Retype the records below exactly as they appear, but leave out any pictures.

* * *

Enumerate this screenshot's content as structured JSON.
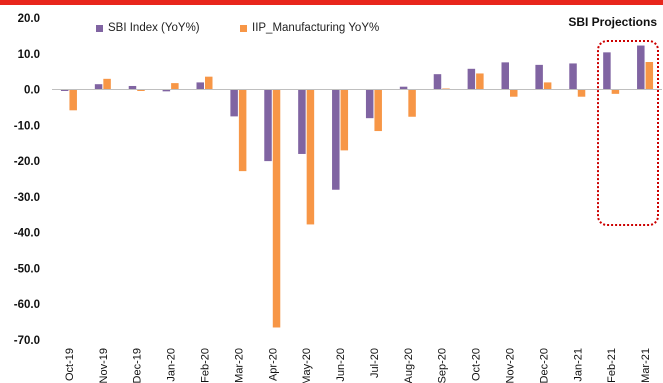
{
  "annotation": {
    "text": "SBI Projections"
  },
  "colors": {
    "sbi": "#8064A2",
    "iip": "#F79646",
    "accent": "#e8261c",
    "projection_box": "#cc0000"
  },
  "chart_data": {
    "type": "bar",
    "title": "",
    "xlabel": "",
    "ylabel": "",
    "ylim": [
      -70,
      20
    ],
    "yticks": [
      "20.0",
      "10.0",
      "0.0",
      "-10.0",
      "-20.0",
      "-30.0",
      "-40.0",
      "-50.0",
      "-60.0",
      "-70.0"
    ],
    "grid": false,
    "legend_position": "top-left",
    "categories": [
      "Oct-19",
      "Nov-19",
      "Dec-19",
      "Jan-20",
      "Feb-20",
      "Mar-20",
      "Apr-20",
      "May-20",
      "Jun-20",
      "Jul-20",
      "Aug-20",
      "Sep-20",
      "Oct-20",
      "Nov-20",
      "Dec-20",
      "Jan-21",
      "Feb-21",
      "Mar-21"
    ],
    "series": [
      {
        "name": "SBI Index (YoY%)",
        "values": [
          -0.4,
          1.5,
          1.0,
          -0.5,
          2.0,
          -7.5,
          -20.0,
          -18.0,
          -28.0,
          -8.0,
          0.8,
          4.3,
          5.8,
          7.6,
          6.9,
          7.3,
          10.4,
          12.3
        ]
      },
      {
        "name": "IIP_Manufacturing YoY%",
        "values": [
          -5.8,
          3.0,
          -0.4,
          1.8,
          3.6,
          -22.8,
          -66.5,
          -37.7,
          -17.0,
          -11.6,
          -7.6,
          0.3,
          4.5,
          -2.0,
          2.0,
          -2.0,
          -1.2,
          7.7
        ]
      }
    ]
  }
}
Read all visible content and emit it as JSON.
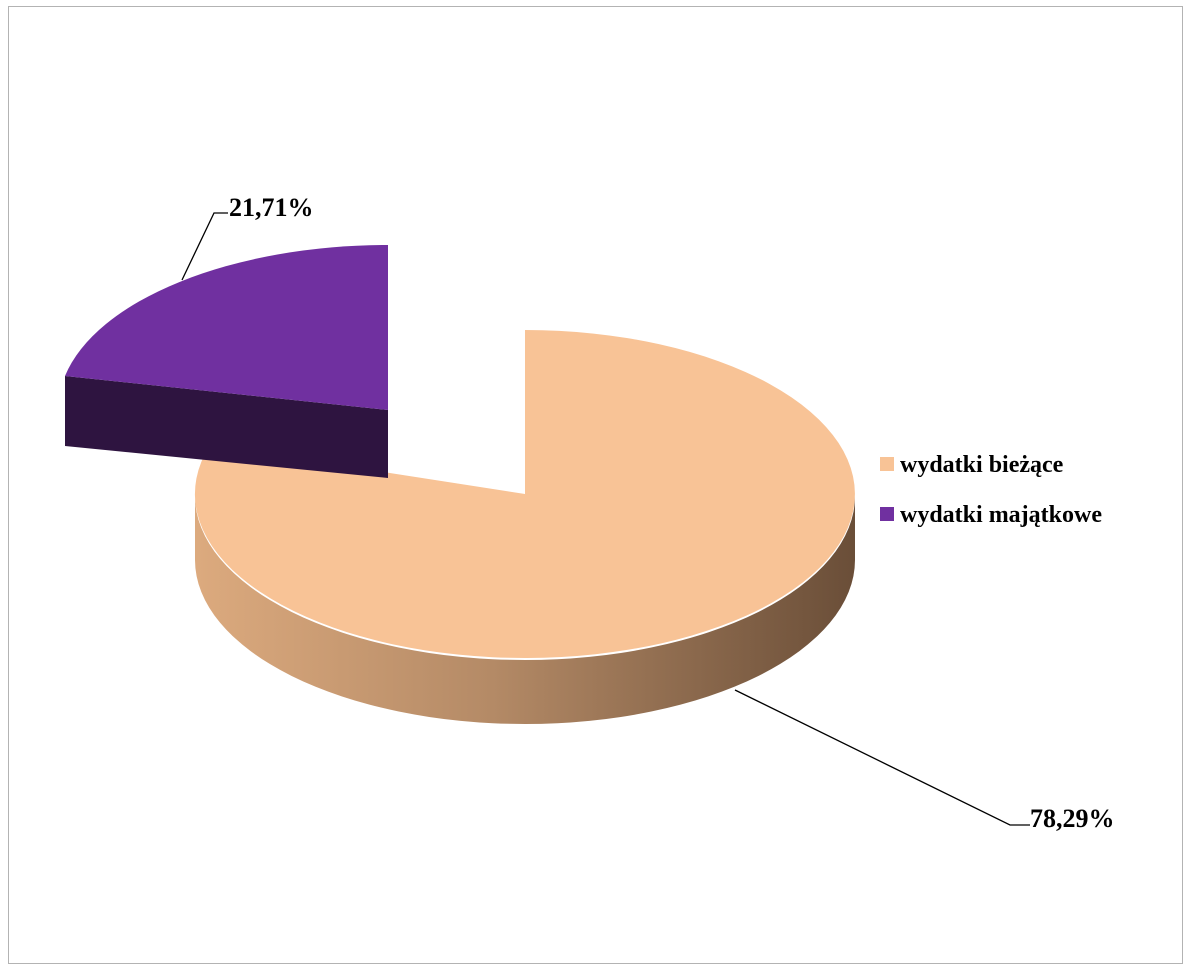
{
  "chart_data": {
    "type": "pie",
    "style": "3d-exploded",
    "categories": [
      "wydatki bieżące",
      "wydatki majątkowe"
    ],
    "values": [
      78.29,
      21.71
    ],
    "data_labels": [
      "78,29%",
      "21,71%"
    ],
    "colors": {
      "wydatki bieżące": "#f8c396",
      "wydatki majątkowe": "#7030a0"
    },
    "legend": {
      "position": "right",
      "items": [
        {
          "label": "wydatki bieżące",
          "color": "#f8c396"
        },
        {
          "label": "wydatki majątkowe",
          "color": "#7030a0"
        }
      ]
    },
    "title": ""
  }
}
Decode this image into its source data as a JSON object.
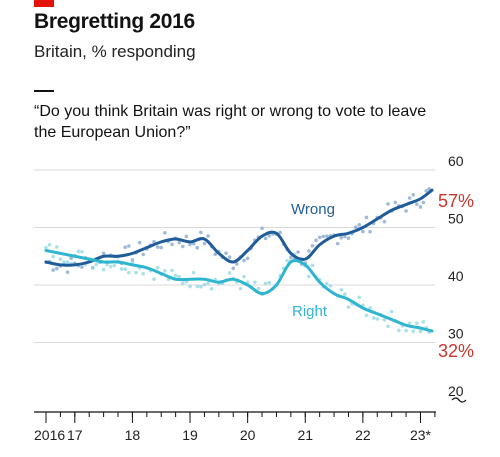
{
  "header": {
    "title": "Bregretting 2016",
    "subtitle": "Britain, % responding",
    "question": "“Do you think Britain was right or wrong to vote to leave the European Union?”"
  },
  "colors": {
    "wrong": "#1f5c99",
    "right": "#2fb5cf",
    "wrong_dots": "#7fa3cc",
    "right_dots": "#8ed6e3",
    "end_label": "#c8372d",
    "brand": "#e3120b"
  },
  "chart_data": {
    "type": "line",
    "ylim": [
      20,
      60
    ],
    "yticks": [
      20,
      30,
      40,
      50,
      60
    ],
    "xlim": [
      2016.4,
      2023.3
    ],
    "xticks": [
      {
        "v": 2016.5,
        "label": "2016"
      },
      {
        "v": 2017.0,
        "label": "17"
      },
      {
        "v": 2018.0,
        "label": "18"
      },
      {
        "v": 2019.0,
        "label": "19"
      },
      {
        "v": 2020.0,
        "label": "20"
      },
      {
        "v": 2021.0,
        "label": "21"
      },
      {
        "v": 2022.0,
        "label": "22"
      },
      {
        "v": 2023.0,
        "label": "23*"
      }
    ],
    "broken_axis": true,
    "series": [
      {
        "name": "Wrong",
        "end_label": "57%",
        "x": [
          2016.5,
          2016.75,
          2017.0,
          2017.25,
          2017.5,
          2017.75,
          2018.0,
          2018.25,
          2018.5,
          2018.75,
          2019.0,
          2019.25,
          2019.5,
          2019.75,
          2020.0,
          2020.25,
          2020.5,
          2020.75,
          2021.0,
          2021.25,
          2021.5,
          2021.75,
          2022.0,
          2022.25,
          2022.5,
          2022.75,
          2023.0,
          2023.2
        ],
        "values": [
          44,
          43.5,
          43.5,
          44,
          45,
          45,
          45.5,
          46.5,
          47.5,
          48,
          47.5,
          48,
          45.5,
          44,
          46,
          48.5,
          49,
          45.5,
          44.5,
          47,
          48.5,
          49,
          50,
          51.5,
          53,
          54,
          55,
          56.5
        ]
      },
      {
        "name": "Right",
        "end_label": "32%",
        "x": [
          2016.5,
          2016.75,
          2017.0,
          2017.25,
          2017.5,
          2017.75,
          2018.0,
          2018.25,
          2018.5,
          2018.75,
          2019.0,
          2019.25,
          2019.5,
          2019.75,
          2020.0,
          2020.25,
          2020.5,
          2020.75,
          2021.0,
          2021.25,
          2021.5,
          2021.75,
          2022.0,
          2022.25,
          2022.5,
          2022.75,
          2023.0,
          2023.2
        ],
        "values": [
          46,
          45.5,
          45,
          44.5,
          44,
          44,
          43.5,
          43,
          42,
          41,
          41,
          41,
          40.5,
          41,
          40,
          38.5,
          40,
          44,
          43.5,
          40.5,
          38.5,
          37.5,
          36,
          35,
          34,
          33,
          32.5,
          32
        ]
      }
    ]
  }
}
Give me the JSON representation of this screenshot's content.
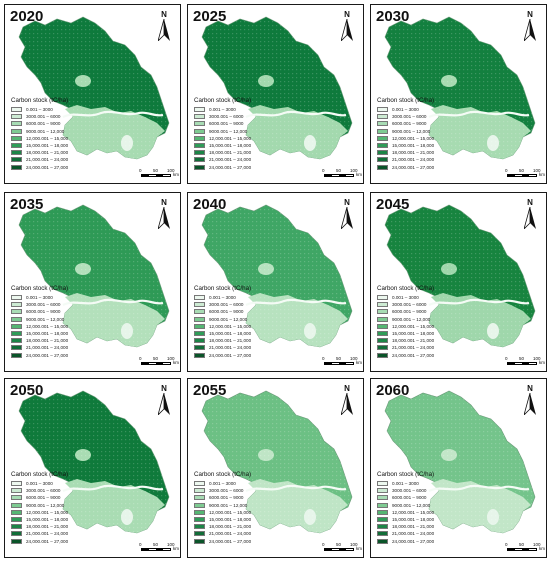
{
  "legend": {
    "title": "Carbon stock (tC/ha)",
    "classes": [
      {
        "label": "0.001 – 3000",
        "color": "#edf8ef"
      },
      {
        "label": "3000.001 – 6000",
        "color": "#cdebd3"
      },
      {
        "label": "6000.001 – 9000",
        "color": "#a8dcb4"
      },
      {
        "label": "9000.001 – 12,000",
        "color": "#7ecb92"
      },
      {
        "label": "12,000.001 – 15,000",
        "color": "#55b673"
      },
      {
        "label": "15,000.001 – 18,000",
        "color": "#2f9c58"
      },
      {
        "label": "18,000.001 – 21,000",
        "color": "#1d8547"
      },
      {
        "label": "21,000.001 – 24,000",
        "color": "#126d38"
      },
      {
        "label": "24,000.001 – 27,000",
        "color": "#0a5429"
      }
    ]
  },
  "scalebar": {
    "ticks": [
      "0",
      "50",
      "100"
    ],
    "unit": "km"
  },
  "north_label": "N",
  "panels": [
    {
      "year": "2020",
      "north_color": "#0e7a3c",
      "south_color": "#a7dbb1"
    },
    {
      "year": "2025",
      "north_color": "#0e7a3c",
      "south_color": "#a3d9ae"
    },
    {
      "year": "2030",
      "north_color": "#13803f",
      "south_color": "#a7dbb1"
    },
    {
      "year": "2035",
      "north_color": "#2e9a56",
      "south_color": "#b3e0bb"
    },
    {
      "year": "2040",
      "north_color": "#3fa665",
      "south_color": "#b7e2bf"
    },
    {
      "year": "2045",
      "north_color": "#17843f",
      "south_color": "#9fd7ab"
    },
    {
      "year": "2050",
      "north_color": "#0f7a3b",
      "south_color": "#a9dcb3"
    },
    {
      "year": "2055",
      "north_color": "#6cc084",
      "south_color": "#bfe5c6"
    },
    {
      "year": "2060",
      "north_color": "#74c48b",
      "south_color": "#c2e6c8"
    }
  ]
}
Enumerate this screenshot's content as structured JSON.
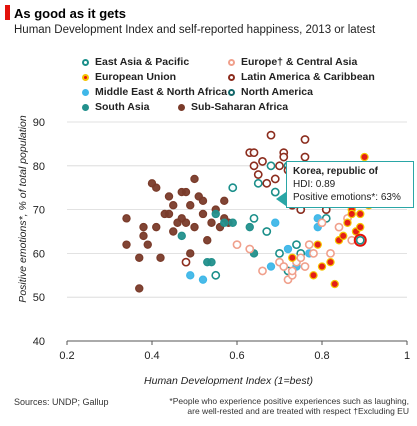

* * *

(Answer for this exercise):
Enumerate this screenshot's content as structured JSON.
{
  "annotation": {
    "text": "SBI Projections"
  },
  "colors": {
    "sbi": "#8064A2",
    "iip": "#F79646",
    "accent": "#e8261c",
    "projection_box": "#cc0000"
  },
  "chart_data": {
    "type": "bar",
    "title": "",
    "xlabel": "",
    "ylabel": "",
    "ylim": [
      -70,
      20
    ],
    "yticks": [
      "20.0",
      "10.0",
      "0.0",
      "-10.0",
      "-20.0",
      "-30.0",
      "-40.0",
      "-50.0",
      "-60.0",
      "-70.0"
    ],
    "grid": false,
    "legend_position": "top-left",
    "categories": [
      "Oct-19",
      "Nov-19",
      "Dec-19",
      "Jan-20",
      "Feb-20",
      "Mar-20",
      "Apr-20",
      "May-20",
      "Jun-20",
      "Jul-20",
      "Aug-20",
      "Sep-20",
      "Oct-20",
      "Nov-20",
      "Dec-20",
      "Jan-21",
      "Feb-21",
      "Mar-21"
    ],
    "series": [
      {
        "name": "SBI Index (YoY%)",
        "values": [
          -0.4,
          1.5,
          1.0,
          -0.5,
          2.0,
          -7.5,
          -20.0,
          -18.0,
          -28.0,
          -8.0,
          0.8,
          4.3,
          5.8,
          7.6,
          6.9,
          7.3,
          10.4,
          12.3
        ]
      },
      {
        "name": "IIP_Manufacturing YoY%",
        "values": [
          -5.8,
          3.0,
          -0.4,
          1.8,
          3.6,
          -22.8,
          -66.5,
          -37.7,
          -17.0,
          -11.6,
          -7.6,
          0.3,
          4.5,
          -2.0,
          2.0,
          -2.0,
          -1.2,
          7.7
        ]
      }
    ]
  }
}
Read all visible content and emit it as JSON.
{
  "chart_data": {
    "type": "pie",
    "style": "3d-exploded",
    "categories": [
      "wydatki bieżące",
      "wydatki majątkowe"
    ],
    "values": [
      78.29,
      21.71
    ],
    "data_labels": [
      "78,29%",
      "21,71%"
    ],
    "colors": {
      "wydatki bieżące": "#f8c396",
      "wydatki majątkowe": "#7030a0"
    },
    "legend": {
      "position": "right",
      "items": [
        {
          "label": "wydatki bieżące",
          "color": "#f8c396"
        },
        {
          "label": "wydatki majątkowe",
          "color": "#7030a0"
        }
      ]
    },
    "title": ""
  }
}
Decode this image into its source data as a JSON object.
{
  "header": {
    "title": "Bregretting 2016",
    "subtitle": "Britain, % responding",
    "question": "“Do you think Britain was right or wrong to vote to leave the European Union?”"
  },
  "colors": {
    "wrong": "#1f5c99",
    "right": "#2fb5cf",
    "wrong_dots": "#7fa3cc",
    "right_dots": "#8ed6e3",
    "end_label": "#c8372d",
    "brand": "#e3120b"
  },
  "chart_data": {
    "type": "line",
    "ylim": [
      20,
      60
    ],
    "yticks": [
      20,
      30,
      40,
      50,
      60
    ],
    "xlim": [
      2016.4,
      2023.3
    ],
    "xticks": [
      {
        "v": 2016.5,
        "label": "2016"
      },
      {
        "v": 2017.0,
        "label": "17"
      },
      {
        "v": 2018.0,
        "label": "18"
      },
      {
        "v": 2019.0,
        "label": "19"
      },
      {
        "v": 2020.0,
        "label": "20"
      },
      {
        "v": 2021.0,
        "label": "21"
      },
      {
        "v": 2022.0,
        "label": "22"
      },
      {
        "v": 2023.0,
        "label": "23*"
      }
    ],
    "broken_axis": true,
    "series": [
      {
        "name": "Wrong",
        "end_label": "57%",
        "x": [
          2016.5,
          2016.75,
          2017.0,
          2017.25,
          2017.5,
          2017.75,
          2018.0,
          2018.25,
          2018.5,
          2018.75,
          2019.0,
          2019.25,
          2019.5,
          2019.75,
          2020.0,
          2020.25,
          2020.5,
          2020.75,
          2021.0,
          2021.25,
          2021.5,
          2021.75,
          2022.0,
          2022.25,
          2022.5,
          2022.75,
          2023.0,
          2023.2
        ],
        "values": [
          44,
          43.5,
          43.5,
          44,
          45,
          45,
          45.5,
          46.5,
          47.5,
          48,
          47.5,
          48,
          45.5,
          44,
          46,
          48.5,
          49,
          45.5,
          44.5,
          47,
          48.5,
          49,
          50,
          51.5,
          53,
          54,
          55,
          56.5
        ]
      },
      {
        "name": "Right",
        "end_label": "32%",
        "x": [
          2016.5,
          2016.75,
          2017.0,
          2017.25,
          2017.5,
          2017.75,
          2018.0,
          2018.25,
          2018.5,
          2018.75,
          2019.0,
          2019.25,
          2019.5,
          2019.75,
          2020.0,
          2020.25,
          2020.5,
          2020.75,
          2021.0,
          2021.25,
          2021.5,
          2021.75,
          2022.0,
          2022.25,
          2022.5,
          2022.75,
          2023.0,
          2023.2
        ],
        "values": [
          46,
          45.5,
          45,
          44.5,
          44,
          44,
          43.5,
          43,
          42,
          41,
          41,
          41,
          40.5,
          41,
          40,
          38.5,
          40,
          44,
          43.5,
          40.5,
          38.5,
          37.5,
          36,
          35,
          34,
          33,
          32.5,
          32
        ]
      }
    ]
  }
}
Give me the JSON representation of this screenshot's content.
{
  "legend": {
    "title": "Carbon stock (tC/ha)",
    "classes": [
      {
        "label": "0.001 – 3000",
        "color": "#edf8ef"
      },
      {
        "label": "3000.001 – 6000",
        "color": "#cdebd3"
      },
      {
        "label": "6000.001 – 9000",
        "color": "#a8dcb4"
      },
      {
        "label": "9000.001 – 12,000",
        "color": "#7ecb92"
      },
      {
        "label": "12,000.001 – 15,000",
        "color": "#55b673"
      },
      {
        "label": "15,000.001 – 18,000",
        "color": "#2f9c58"
      },
      {
        "label": "18,000.001 – 21,000",
        "color": "#1d8547"
      },
      {
        "label": "21,000.001 – 24,000",
        "color": "#126d38"
      },
      {
        "label": "24,000.001 – 27,000",
        "color": "#0a5429"
      }
    ]
  },
  "scalebar": {
    "ticks": [
      "0",
      "50",
      "100"
    ],
    "unit": "km"
  },
  "north_label": "N",
  "panels": [
    {
      "year": "2020",
      "north_color": "#0e7a3c",
      "south_color": "#a7dbb1"
    },
    {
      "year": "2025",
      "north_color": "#0e7a3c",
      "south_color": "#a3d9ae"
    },
    {
      "year": "2030",
      "north_color": "#13803f",
      "south_color": "#a7dbb1"
    },
    {
      "year": "2035",
      "north_color": "#2e9a56",
      "south_color": "#b3e0bb"
    },
    {
      "year": "2040",
      "north_color": "#3fa665",
      "south_color": "#b7e2bf"
    },
    {
      "year": "2045",
      "north_color": "#17843f",
      "south_color": "#9fd7ab"
    },
    {
      "year": "2050",
      "north_color": "#0f7a3b",
      "south_color": "#a9dcb3"
    },
    {
      "year": "2055",
      "north_color": "#6cc084",
      "south_color": "#bfe5c6"
    },
    {
      "year": "2060",
      "north_color": "#74c48b",
      "south_color": "#c2e6c8"
    }
  ]
}
Enumerate this screenshot's content as structured JSON.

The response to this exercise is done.